┌──

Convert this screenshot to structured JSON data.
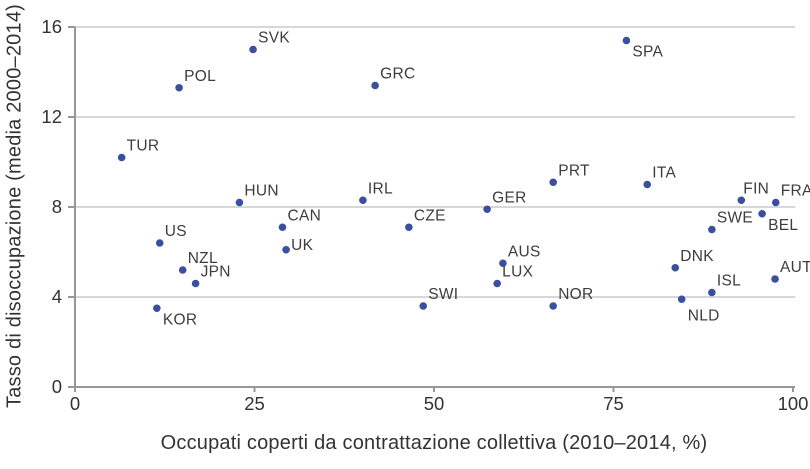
{
  "chart_data": {
    "type": "scatter",
    "title": "",
    "xlabel": "Occupati coperti da contrattazione collettiva (2010–2014, %)",
    "ylabel": "Tasso di disoccupazione (media 2000–2014)",
    "xlim": [
      0,
      100
    ],
    "ylim": [
      0,
      16
    ],
    "x_ticks": [
      "0",
      "25",
      "50",
      "75",
      "100"
    ],
    "y_ticks": [
      "0",
      "4",
      "8",
      "12",
      "16"
    ],
    "grid": "horizontal-gridlines-only",
    "legend_position": "none",
    "colors": {
      "point": "#3b4fa0",
      "grid_line": "#cacaca",
      "axis_line": "#979797",
      "tick_text": "#333333",
      "label_text": "#3d3d3d",
      "background": "#ffffff"
    },
    "points": [
      {
        "code": "TUR",
        "x": 6.5,
        "y": 10.2,
        "label_pos": "above-right"
      },
      {
        "code": "KOR",
        "x": 11.4,
        "y": 3.5,
        "label_pos": "below-right"
      },
      {
        "code": "US",
        "x": 11.8,
        "y": 6.4,
        "label_pos": "above-right"
      },
      {
        "code": "POL",
        "x": 14.5,
        "y": 13.3,
        "label_pos": "above-right"
      },
      {
        "code": "NZL",
        "x": 15.0,
        "y": 5.2,
        "label_pos": "above-right"
      },
      {
        "code": "JPN",
        "x": 16.8,
        "y": 4.6,
        "label_pos": "above-right"
      },
      {
        "code": "HUN",
        "x": 22.9,
        "y": 8.2,
        "label_pos": "above-right"
      },
      {
        "code": "SVK",
        "x": 24.8,
        "y": 15.0,
        "label_pos": "above-right"
      },
      {
        "code": "CAN",
        "x": 28.9,
        "y": 7.1,
        "label_pos": "above-right"
      },
      {
        "code": "UK",
        "x": 29.4,
        "y": 6.1,
        "label_pos": "above-right",
        "ldy": 7
      },
      {
        "code": "IRL",
        "x": 40.1,
        "y": 8.3,
        "label_pos": "above-right"
      },
      {
        "code": "GRC",
        "x": 41.8,
        "y": 13.4,
        "label_pos": "above-right"
      },
      {
        "code": "CZE",
        "x": 46.5,
        "y": 7.1,
        "label_pos": "above-right"
      },
      {
        "code": "SWI",
        "x": 48.5,
        "y": 3.6,
        "label_pos": "above-right"
      },
      {
        "code": "GER",
        "x": 57.4,
        "y": 7.9,
        "label_pos": "above-right"
      },
      {
        "code": "LUX",
        "x": 58.8,
        "y": 4.6,
        "label_pos": "above-right"
      },
      {
        "code": "AUS",
        "x": 59.6,
        "y": 5.5,
        "label_pos": "above-right"
      },
      {
        "code": "NOR",
        "x": 66.6,
        "y": 3.6,
        "label_pos": "above-right"
      },
      {
        "code": "PRT",
        "x": 66.6,
        "y": 9.1,
        "label_pos": "above-right"
      },
      {
        "code": "SPA",
        "x": 76.8,
        "y": 15.4,
        "label_pos": "below-right"
      },
      {
        "code": "ITA",
        "x": 79.7,
        "y": 9.0,
        "label_pos": "above-right"
      },
      {
        "code": "DNK",
        "x": 83.6,
        "y": 5.3,
        "label_pos": "above-right"
      },
      {
        "code": "NLD",
        "x": 84.5,
        "y": 3.9,
        "label_pos": "below-right",
        "ldy": 5
      },
      {
        "code": "ISL",
        "x": 88.7,
        "y": 4.2,
        "label_pos": "above-right"
      },
      {
        "code": "SWE",
        "x": 88.7,
        "y": 7.0,
        "label_pos": "above-right"
      },
      {
        "code": "FIN",
        "x": 92.8,
        "y": 8.3,
        "label_pos": "above-right",
        "ldx": -3
      },
      {
        "code": "BEL",
        "x": 95.7,
        "y": 7.7,
        "label_pos": "below-right"
      },
      {
        "code": "FRA",
        "x": 97.6,
        "y": 8.2,
        "label_pos": "above-right"
      },
      {
        "code": "AUT",
        "x": 97.5,
        "y": 4.8,
        "label_pos": "above-right"
      }
    ]
  }
}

└──

What to produce:
Print every record above exactly as written, leaving out the pictures.

Worked solution:
Convert this screenshot to structured JSON data.
{
  "chart_data": {
    "type": "scatter",
    "title": "",
    "xlabel": "Occupati coperti da contrattazione collettiva (2010–2014, %)",
    "ylabel": "Tasso di disoccupazione (media 2000–2014)",
    "xlim": [
      0,
      100
    ],
    "ylim": [
      0,
      16
    ],
    "x_ticks": [
      "0",
      "25",
      "50",
      "75",
      "100"
    ],
    "y_ticks": [
      "0",
      "4",
      "8",
      "12",
      "16"
    ],
    "grid": "horizontal-gridlines-only",
    "legend_position": "none",
    "colors": {
      "point": "#3b4fa0",
      "grid_line": "#cacaca",
      "axis_line": "#979797",
      "tick_text": "#333333",
      "label_text": "#3d3d3d",
      "background": "#ffffff"
    },
    "points": [
      {
        "code": "TUR",
        "x": 6.5,
        "y": 10.2,
        "label_pos": "above-right"
      },
      {
        "code": "KOR",
        "x": 11.4,
        "y": 3.5,
        "label_pos": "below-right"
      },
      {
        "code": "US",
        "x": 11.8,
        "y": 6.4,
        "label_pos": "above-right"
      },
      {
        "code": "POL",
        "x": 14.5,
        "y": 13.3,
        "label_pos": "above-right"
      },
      {
        "code": "NZL",
        "x": 15.0,
        "y": 5.2,
        "label_pos": "above-right"
      },
      {
        "code": "JPN",
        "x": 16.8,
        "y": 4.6,
        "label_pos": "above-right"
      },
      {
        "code": "HUN",
        "x": 22.9,
        "y": 8.2,
        "label_pos": "above-right"
      },
      {
        "code": "SVK",
        "x": 24.8,
        "y": 15.0,
        "label_pos": "above-right"
      },
      {
        "code": "CAN",
        "x": 28.9,
        "y": 7.1,
        "label_pos": "above-right"
      },
      {
        "code": "UK",
        "x": 29.4,
        "y": 6.1,
        "label_pos": "above-right",
        "ldy": 7
      },
      {
        "code": "IRL",
        "x": 40.1,
        "y": 8.3,
        "label_pos": "above-right"
      },
      {
        "code": "GRC",
        "x": 41.8,
        "y": 13.4,
        "label_pos": "above-right"
      },
      {
        "code": "CZE",
        "x": 46.5,
        "y": 7.1,
        "label_pos": "above-right"
      },
      {
        "code": "SWI",
        "x": 48.5,
        "y": 3.6,
        "label_pos": "above-right"
      },
      {
        "code": "GER",
        "x": 57.4,
        "y": 7.9,
        "label_pos": "above-right"
      },
      {
        "code": "LUX",
        "x": 58.8,
        "y": 4.6,
        "label_pos": "above-right"
      },
      {
        "code": "AUS",
        "x": 59.6,
        "y": 5.5,
        "label_pos": "above-right"
      },
      {
        "code": "NOR",
        "x": 66.6,
        "y": 3.6,
        "label_pos": "above-right"
      },
      {
        "code": "PRT",
        "x": 66.6,
        "y": 9.1,
        "label_pos": "above-right"
      },
      {
        "code": "SPA",
        "x": 76.8,
        "y": 15.4,
        "label_pos": "below-right"
      },
      {
        "code": "ITA",
        "x": 79.7,
        "y": 9.0,
        "label_pos": "above-right"
      },
      {
        "code": "DNK",
        "x": 83.6,
        "y": 5.3,
        "label_pos": "above-right"
      },
      {
        "code": "NLD",
        "x": 84.5,
        "y": 3.9,
        "label_pos": "below-right",
        "ldy": 5
      },
      {
        "code": "ISL",
        "x": 88.7,
        "y": 4.2,
        "label_pos": "above-right"
      },
      {
        "code": "SWE",
        "x": 88.7,
        "y": 7.0,
        "label_pos": "above-right"
      },
      {
        "code": "FIN",
        "x": 92.8,
        "y": 8.3,
        "label_pos": "above-right",
        "ldx": -3
      },
      {
        "code": "BEL",
        "x": 95.7,
        "y": 7.7,
        "label_pos": "below-right"
      },
      {
        "code": "FRA",
        "x": 97.6,
        "y": 8.2,
        "label_pos": "above-right"
      },
      {
        "code": "AUT",
        "x": 97.5,
        "y": 4.8,
        "label_pos": "above-right"
      }
    ]
  }
}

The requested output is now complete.